▸ **Brano estratto**:

════════════════

«Forse il grande mutamento demografico che stiamo attraversando, e che dovremmo capovolgere, induce talvolta negli adulti disattenzione verso i giovani. L'impressione è che non se ne ascoltino a sufficienza domande e propositi. Che non si valorizzino adeguatamente i loro talenti. Non ci si accorge - sovente - del loro bisogno di orientarsi e anche, talvolta, del loro disagio in un mondo così diverso da quello in cui i loro genitori sono cresciuti…».

Con grande lucidità e chiarezza, alla cerimonia di consegna degli Attestati d'Onore ai nuovi Alfieri della Repubblica, il presidente Sergio Mattarella ha fotografato, nello scenario attuale, la questione cruciale di ogni tempo: i fermenti dei giovani, il conflitto di generazioni. Indicando alcuni percorsi di ricostruzione utili a ristabilire un sano confronto e a sradicare gli stereotipi soprattutto criminalizzanti.

Ogni età ha i suoi conflitti cruciali, che per la maggior parte vedono contendenti contrapposti gli adulti, gli anziani e le nuove generazioni. Filosofie di vita diverse, aspettative di futuri possibili, mentalità e stili costituiscono una miscela esplosiva, che sprigiona movimenti espansivi ma anche fenomeni di regressione e tossicità sociali.

════════════════

(Voci archiviate da una raccolta)

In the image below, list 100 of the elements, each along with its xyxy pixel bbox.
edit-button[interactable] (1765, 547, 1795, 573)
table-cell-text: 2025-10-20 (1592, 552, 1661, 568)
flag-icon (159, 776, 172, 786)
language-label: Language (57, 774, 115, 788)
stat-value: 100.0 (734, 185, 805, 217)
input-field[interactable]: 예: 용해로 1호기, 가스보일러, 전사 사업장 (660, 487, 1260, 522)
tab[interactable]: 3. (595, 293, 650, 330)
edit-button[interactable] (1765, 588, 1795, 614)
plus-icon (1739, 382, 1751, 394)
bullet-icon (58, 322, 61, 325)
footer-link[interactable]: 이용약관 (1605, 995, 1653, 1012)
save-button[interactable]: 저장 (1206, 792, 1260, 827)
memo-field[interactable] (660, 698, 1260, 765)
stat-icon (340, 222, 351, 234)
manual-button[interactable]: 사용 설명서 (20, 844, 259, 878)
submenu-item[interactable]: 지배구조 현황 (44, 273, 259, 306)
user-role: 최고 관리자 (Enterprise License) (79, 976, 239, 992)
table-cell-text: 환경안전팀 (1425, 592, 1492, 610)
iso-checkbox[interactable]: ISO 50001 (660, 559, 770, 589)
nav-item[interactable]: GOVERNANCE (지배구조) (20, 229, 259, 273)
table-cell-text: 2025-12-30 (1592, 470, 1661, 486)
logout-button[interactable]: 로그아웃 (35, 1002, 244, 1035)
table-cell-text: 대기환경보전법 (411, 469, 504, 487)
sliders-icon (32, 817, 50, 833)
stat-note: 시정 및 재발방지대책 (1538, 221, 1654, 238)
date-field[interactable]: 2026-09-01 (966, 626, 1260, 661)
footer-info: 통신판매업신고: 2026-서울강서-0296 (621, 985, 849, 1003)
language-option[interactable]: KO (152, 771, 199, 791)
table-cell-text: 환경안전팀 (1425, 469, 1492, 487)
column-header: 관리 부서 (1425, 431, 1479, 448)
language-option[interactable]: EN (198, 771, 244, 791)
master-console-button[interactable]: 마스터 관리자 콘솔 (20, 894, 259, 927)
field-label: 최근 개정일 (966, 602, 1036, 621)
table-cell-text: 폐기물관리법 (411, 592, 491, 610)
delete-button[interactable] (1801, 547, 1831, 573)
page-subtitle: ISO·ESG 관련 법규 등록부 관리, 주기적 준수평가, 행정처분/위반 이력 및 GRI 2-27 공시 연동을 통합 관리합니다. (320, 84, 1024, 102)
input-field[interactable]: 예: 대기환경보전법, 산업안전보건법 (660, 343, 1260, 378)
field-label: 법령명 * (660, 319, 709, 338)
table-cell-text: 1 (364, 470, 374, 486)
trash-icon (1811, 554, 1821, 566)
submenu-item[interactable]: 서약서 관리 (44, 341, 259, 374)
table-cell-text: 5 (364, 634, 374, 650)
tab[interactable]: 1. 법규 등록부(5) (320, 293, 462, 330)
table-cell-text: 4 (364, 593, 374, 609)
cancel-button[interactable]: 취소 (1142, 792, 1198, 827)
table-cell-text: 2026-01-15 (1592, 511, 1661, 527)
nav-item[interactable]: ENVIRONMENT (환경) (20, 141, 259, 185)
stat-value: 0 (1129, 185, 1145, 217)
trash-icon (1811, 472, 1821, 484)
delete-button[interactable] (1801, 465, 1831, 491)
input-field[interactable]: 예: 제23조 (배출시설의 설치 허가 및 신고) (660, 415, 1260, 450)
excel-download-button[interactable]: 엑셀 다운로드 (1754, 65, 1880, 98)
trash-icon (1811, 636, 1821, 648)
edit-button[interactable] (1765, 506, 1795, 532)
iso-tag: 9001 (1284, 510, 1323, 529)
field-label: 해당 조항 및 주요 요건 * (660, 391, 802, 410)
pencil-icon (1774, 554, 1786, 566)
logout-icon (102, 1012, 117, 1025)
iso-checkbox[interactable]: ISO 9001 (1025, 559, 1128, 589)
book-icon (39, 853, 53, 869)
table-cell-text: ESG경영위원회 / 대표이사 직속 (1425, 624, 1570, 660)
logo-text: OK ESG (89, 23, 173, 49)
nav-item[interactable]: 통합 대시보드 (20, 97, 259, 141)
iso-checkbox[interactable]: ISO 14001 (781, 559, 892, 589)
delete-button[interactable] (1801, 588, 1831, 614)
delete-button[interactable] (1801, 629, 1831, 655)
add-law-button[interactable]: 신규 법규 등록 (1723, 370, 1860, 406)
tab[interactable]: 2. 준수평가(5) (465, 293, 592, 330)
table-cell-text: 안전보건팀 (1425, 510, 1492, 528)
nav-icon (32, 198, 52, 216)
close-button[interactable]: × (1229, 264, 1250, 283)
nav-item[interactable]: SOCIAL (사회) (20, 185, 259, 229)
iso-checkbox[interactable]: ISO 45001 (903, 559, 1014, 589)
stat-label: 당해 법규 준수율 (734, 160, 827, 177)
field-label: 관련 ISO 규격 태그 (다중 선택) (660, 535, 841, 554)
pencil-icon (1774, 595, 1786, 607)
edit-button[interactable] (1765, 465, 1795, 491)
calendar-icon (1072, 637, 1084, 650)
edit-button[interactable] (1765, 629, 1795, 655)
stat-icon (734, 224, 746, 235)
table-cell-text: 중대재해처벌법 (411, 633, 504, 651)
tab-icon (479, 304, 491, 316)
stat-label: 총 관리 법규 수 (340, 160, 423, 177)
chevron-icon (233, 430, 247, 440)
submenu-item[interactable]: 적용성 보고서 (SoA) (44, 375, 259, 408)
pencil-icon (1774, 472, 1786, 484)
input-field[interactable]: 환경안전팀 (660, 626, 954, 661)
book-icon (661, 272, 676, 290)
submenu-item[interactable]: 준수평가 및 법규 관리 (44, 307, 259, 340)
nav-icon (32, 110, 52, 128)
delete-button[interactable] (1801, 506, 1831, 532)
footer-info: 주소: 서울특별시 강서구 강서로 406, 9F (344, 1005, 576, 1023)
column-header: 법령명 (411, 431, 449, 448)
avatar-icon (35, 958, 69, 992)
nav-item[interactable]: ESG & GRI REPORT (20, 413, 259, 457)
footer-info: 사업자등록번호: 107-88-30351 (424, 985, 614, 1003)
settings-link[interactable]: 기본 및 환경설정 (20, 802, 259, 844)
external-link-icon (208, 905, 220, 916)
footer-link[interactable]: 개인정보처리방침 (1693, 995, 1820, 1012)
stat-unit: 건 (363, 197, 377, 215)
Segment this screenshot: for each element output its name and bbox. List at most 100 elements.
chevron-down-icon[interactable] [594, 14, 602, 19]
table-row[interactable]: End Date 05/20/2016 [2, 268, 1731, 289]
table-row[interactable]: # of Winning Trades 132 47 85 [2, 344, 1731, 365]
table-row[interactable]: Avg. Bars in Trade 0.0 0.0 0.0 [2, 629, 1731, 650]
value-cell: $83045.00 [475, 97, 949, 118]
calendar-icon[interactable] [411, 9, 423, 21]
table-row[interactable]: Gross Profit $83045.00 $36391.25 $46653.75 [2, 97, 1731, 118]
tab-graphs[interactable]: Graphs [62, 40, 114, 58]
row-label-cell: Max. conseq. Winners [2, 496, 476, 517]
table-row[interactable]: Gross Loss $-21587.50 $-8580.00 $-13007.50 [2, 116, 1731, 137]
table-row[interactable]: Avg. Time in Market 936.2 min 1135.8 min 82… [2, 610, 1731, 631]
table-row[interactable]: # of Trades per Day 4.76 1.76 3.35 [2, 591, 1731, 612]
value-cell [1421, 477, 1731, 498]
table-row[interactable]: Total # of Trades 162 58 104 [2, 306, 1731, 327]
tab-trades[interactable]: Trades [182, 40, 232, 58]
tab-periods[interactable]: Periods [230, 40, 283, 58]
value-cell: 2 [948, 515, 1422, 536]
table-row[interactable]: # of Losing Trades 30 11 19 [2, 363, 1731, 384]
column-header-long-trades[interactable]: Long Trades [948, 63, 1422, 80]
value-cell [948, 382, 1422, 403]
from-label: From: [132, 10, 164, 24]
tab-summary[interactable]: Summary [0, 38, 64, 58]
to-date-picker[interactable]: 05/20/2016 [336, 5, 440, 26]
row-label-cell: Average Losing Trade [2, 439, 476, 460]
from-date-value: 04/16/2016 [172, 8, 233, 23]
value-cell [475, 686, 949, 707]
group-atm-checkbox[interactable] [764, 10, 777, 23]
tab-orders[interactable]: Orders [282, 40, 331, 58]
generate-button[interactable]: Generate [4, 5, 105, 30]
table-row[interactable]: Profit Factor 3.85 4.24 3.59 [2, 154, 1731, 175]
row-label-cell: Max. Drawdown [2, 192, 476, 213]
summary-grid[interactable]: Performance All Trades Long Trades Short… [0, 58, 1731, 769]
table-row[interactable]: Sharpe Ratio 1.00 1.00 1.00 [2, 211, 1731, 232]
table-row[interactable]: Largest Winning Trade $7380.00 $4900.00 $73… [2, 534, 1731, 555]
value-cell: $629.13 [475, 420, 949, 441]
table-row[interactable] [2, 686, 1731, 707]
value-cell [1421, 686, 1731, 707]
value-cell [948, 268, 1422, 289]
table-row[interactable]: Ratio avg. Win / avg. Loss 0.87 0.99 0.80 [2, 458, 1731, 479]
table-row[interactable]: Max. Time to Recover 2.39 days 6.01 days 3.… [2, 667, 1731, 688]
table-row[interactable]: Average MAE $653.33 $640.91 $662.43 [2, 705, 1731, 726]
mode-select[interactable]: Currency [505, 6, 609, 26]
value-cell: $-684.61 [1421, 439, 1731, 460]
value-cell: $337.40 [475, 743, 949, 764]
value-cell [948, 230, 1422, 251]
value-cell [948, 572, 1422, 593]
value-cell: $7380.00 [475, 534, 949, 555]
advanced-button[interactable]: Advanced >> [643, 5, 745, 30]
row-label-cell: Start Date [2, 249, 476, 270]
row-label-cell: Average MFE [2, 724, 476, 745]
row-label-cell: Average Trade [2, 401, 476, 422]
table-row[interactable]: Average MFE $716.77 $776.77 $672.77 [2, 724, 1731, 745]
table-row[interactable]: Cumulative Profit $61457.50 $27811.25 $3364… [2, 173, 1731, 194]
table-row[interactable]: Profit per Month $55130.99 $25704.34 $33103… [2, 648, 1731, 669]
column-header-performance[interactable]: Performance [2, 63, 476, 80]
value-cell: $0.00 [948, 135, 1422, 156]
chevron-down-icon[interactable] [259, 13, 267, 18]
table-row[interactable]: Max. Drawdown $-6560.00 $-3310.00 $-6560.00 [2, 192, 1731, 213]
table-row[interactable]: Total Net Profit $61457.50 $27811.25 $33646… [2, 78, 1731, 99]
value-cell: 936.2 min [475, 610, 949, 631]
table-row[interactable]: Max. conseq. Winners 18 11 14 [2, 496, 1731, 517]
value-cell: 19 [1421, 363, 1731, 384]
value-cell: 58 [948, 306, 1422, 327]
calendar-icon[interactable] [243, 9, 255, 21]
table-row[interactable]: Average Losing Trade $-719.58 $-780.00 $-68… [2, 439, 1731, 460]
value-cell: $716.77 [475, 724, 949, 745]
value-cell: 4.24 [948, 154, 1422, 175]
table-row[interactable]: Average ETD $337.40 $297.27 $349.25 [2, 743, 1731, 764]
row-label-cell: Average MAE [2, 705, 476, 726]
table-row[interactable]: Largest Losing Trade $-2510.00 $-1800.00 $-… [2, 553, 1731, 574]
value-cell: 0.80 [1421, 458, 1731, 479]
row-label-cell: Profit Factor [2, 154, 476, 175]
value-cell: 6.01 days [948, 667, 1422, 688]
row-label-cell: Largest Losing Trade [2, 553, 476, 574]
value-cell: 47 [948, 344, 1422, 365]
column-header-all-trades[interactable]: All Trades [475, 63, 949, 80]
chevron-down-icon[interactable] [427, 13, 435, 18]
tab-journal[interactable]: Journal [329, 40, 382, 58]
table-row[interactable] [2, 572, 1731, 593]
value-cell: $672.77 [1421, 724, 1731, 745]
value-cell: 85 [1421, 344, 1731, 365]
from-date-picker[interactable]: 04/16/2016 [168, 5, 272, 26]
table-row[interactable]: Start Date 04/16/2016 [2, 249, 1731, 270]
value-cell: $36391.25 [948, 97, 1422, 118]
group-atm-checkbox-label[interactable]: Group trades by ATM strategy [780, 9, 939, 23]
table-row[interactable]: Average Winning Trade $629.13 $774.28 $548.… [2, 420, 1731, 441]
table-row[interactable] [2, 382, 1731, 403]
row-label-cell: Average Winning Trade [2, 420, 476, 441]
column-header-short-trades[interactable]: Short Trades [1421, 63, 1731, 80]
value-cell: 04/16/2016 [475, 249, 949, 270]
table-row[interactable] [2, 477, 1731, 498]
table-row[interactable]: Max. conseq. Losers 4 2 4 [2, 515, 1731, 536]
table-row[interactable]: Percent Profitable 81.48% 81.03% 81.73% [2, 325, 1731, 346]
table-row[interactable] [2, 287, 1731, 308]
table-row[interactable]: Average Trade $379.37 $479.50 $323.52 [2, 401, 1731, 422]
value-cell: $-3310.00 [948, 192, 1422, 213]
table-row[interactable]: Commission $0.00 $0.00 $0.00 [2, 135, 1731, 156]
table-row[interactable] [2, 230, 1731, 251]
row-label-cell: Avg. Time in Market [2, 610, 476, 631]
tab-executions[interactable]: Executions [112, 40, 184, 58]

════════════════

▸ **Esercizi**:
A - Riassumi in due frasi il brano sul conflitto tra generazioni.
B - Per favore, elenca ciò che compone la «miscela esplosiva» nel brano sul conflitto tra generazioni.
I dati non servono per svolgere questo lavoro.

▸ **Soluzioni delle attività**:
A - Alla consegna degli Attestati d'Onore ai nuovi Alfieri della Repubblica, il presidente Sergio Mattarella ha osservato che gli adulti talvolta sono disattenti verso i giovani: non ne ascoltano a sufficienza domande e propositi e non ne valorizzano adeguatamente i talenti. Ogni età ha i suoi conflitti cruciali tra adulti, anziani e nuove generazioni, e le loro differenze formano una miscela che genera movimenti espansivi ma anche regressione e tossicità sociali.

B -
- filosofie di vita diverse
- aspettative di futuri possibili
- mentalità
- stili